## INPUT DATA
>> START

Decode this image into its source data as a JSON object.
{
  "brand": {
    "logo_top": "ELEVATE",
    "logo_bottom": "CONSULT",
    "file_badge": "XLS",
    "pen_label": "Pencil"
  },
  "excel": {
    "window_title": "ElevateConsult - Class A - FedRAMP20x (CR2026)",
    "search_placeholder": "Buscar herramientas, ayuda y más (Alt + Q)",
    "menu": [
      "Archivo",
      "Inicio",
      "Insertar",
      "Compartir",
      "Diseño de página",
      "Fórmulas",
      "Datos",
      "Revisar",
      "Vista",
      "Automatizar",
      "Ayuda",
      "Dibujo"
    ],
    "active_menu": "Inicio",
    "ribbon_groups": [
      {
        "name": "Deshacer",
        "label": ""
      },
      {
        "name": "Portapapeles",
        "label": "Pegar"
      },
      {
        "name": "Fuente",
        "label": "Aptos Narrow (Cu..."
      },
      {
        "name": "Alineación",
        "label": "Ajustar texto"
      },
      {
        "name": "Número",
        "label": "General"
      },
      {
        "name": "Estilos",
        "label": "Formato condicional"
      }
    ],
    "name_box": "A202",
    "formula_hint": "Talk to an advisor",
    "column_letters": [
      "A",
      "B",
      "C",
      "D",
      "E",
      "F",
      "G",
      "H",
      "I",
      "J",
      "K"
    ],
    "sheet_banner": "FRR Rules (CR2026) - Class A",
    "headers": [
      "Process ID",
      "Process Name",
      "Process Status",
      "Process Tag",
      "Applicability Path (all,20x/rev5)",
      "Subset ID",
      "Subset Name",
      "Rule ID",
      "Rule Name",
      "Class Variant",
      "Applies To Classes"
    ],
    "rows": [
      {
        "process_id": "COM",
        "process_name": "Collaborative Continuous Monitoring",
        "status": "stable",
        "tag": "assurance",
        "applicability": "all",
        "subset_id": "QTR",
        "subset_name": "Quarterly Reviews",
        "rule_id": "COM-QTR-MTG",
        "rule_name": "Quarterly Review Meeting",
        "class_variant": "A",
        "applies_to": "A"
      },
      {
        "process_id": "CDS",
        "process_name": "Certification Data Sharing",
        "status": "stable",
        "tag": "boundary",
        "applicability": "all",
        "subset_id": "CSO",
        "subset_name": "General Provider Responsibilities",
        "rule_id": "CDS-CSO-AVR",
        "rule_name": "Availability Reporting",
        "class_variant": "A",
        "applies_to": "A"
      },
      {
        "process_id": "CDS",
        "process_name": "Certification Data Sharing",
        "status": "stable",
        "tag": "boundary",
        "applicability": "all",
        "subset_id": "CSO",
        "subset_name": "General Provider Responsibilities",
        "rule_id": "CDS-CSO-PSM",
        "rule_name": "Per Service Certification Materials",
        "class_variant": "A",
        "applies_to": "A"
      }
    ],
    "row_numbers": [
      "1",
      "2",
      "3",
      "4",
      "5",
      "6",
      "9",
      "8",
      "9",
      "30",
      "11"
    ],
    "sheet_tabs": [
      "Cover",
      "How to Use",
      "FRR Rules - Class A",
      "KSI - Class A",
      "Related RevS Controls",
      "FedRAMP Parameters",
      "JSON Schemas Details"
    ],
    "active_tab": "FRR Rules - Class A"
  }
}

>> END

## TASK DESCRIPTION
From the listing above, reproduce all the lines exactly.

## SOLUTION TO THIS PROBLEM
Decode this image into its source data as a JSON object.
{
  "brand": {
    "logo_top": "ELEVATE",
    "logo_bottom": "CONSULT",
    "file_badge": "XLS",
    "pen_label": "Pencil"
  },
  "excel": {
    "window_title": "ElevateConsult - Class A - FedRAMP20x (CR2026)",
    "search_placeholder": "Buscar herramientas, ayuda y más (Alt + Q)",
    "menu": [
      "Archivo",
      "Inicio",
      "Insertar",
      "Compartir",
      "Diseño de página",
      "Fórmulas",
      "Datos",
      "Revisar",
      "Vista",
      "Automatizar",
      "Ayuda",
      "Dibujo"
    ],
    "active_menu": "Inicio",
    "ribbon_groups": [
      {
        "name": "Deshacer",
        "label": ""
      },
      {
        "name": "Portapapeles",
        "label": "Pegar"
      },
      {
        "name": "Fuente",
        "label": "Aptos Narrow (Cu..."
      },
      {
        "name": "Alineación",
        "label": "Ajustar texto"
      },
      {
        "name": "Número",
        "label": "General"
      },
      {
        "name": "Estilos",
        "label": "Formato condicional"
      }
    ],
    "name_box": "A202",
    "formula_hint": "Talk to an advisor",
    "column_letters": [
      "A",
      "B",
      "C",
      "D",
      "E",
      "F",
      "G",
      "H",
      "I",
      "J",
      "K"
    ],
    "sheet_banner": "FRR Rules (CR2026) - Class A",
    "headers": [
      "Process ID",
      "Process Name",
      "Process Status",
      "Process Tag",
      "Applicability Path (all,20x/rev5)",
      "Subset ID",
      "Subset Name",
      "Rule ID",
      "Rule Name",
      "Class Variant",
      "Applies To Classes"
    ],
    "rows": [
      {
        "process_id": "COM",
        "process_name": "Collaborative Continuous Monitoring",
        "status": "stable",
        "tag": "assurance",
        "applicability": "all",
        "subset_id": "QTR",
        "subset_name": "Quarterly Reviews",
        "rule_id": "COM-QTR-MTG",
        "rule_name": "Quarterly Review Meeting",
        "class_variant": "A",
        "applies_to": "A"
      },
      {
        "process_id": "CDS",
        "process_name": "Certification Data Sharing",
        "status": "stable",
        "tag": "boundary",
        "applicability": "all",
        "subset_id": "CSO",
        "subset_name": "General Provider Responsibilities",
        "rule_id": "CDS-CSO-AVR",
        "rule_name": "Availability Reporting",
        "class_variant": "A",
        "applies_to": "A"
      },
      {
        "process_id": "CDS",
        "process_name": "Certification Data Sharing",
        "status": "stable",
        "tag": "boundary",
        "applicability": "all",
        "subset_id": "CSO",
        "subset_name": "General Provider Responsibilities",
        "rule_id": "CDS-CSO-PSM",
        "rule_name": "Per Service Certification Materials",
        "class_variant": "A",
        "applies_to": "A"
      }
    ],
    "row_numbers": [
      "1",
      "2",
      "3",
      "4",
      "5",
      "6",
      "9",
      "8",
      "9",
      "30",
      "11"
    ],
    "sheet_tabs": [
      "Cover",
      "How to Use",
      "FRR Rules - Class A",
      "KSI - Class A",
      "Related RevS Controls",
      "FedRAMP Parameters",
      "JSON Schemas Details"
    ],
    "active_tab": "FRR Rules - Class A"
  }
}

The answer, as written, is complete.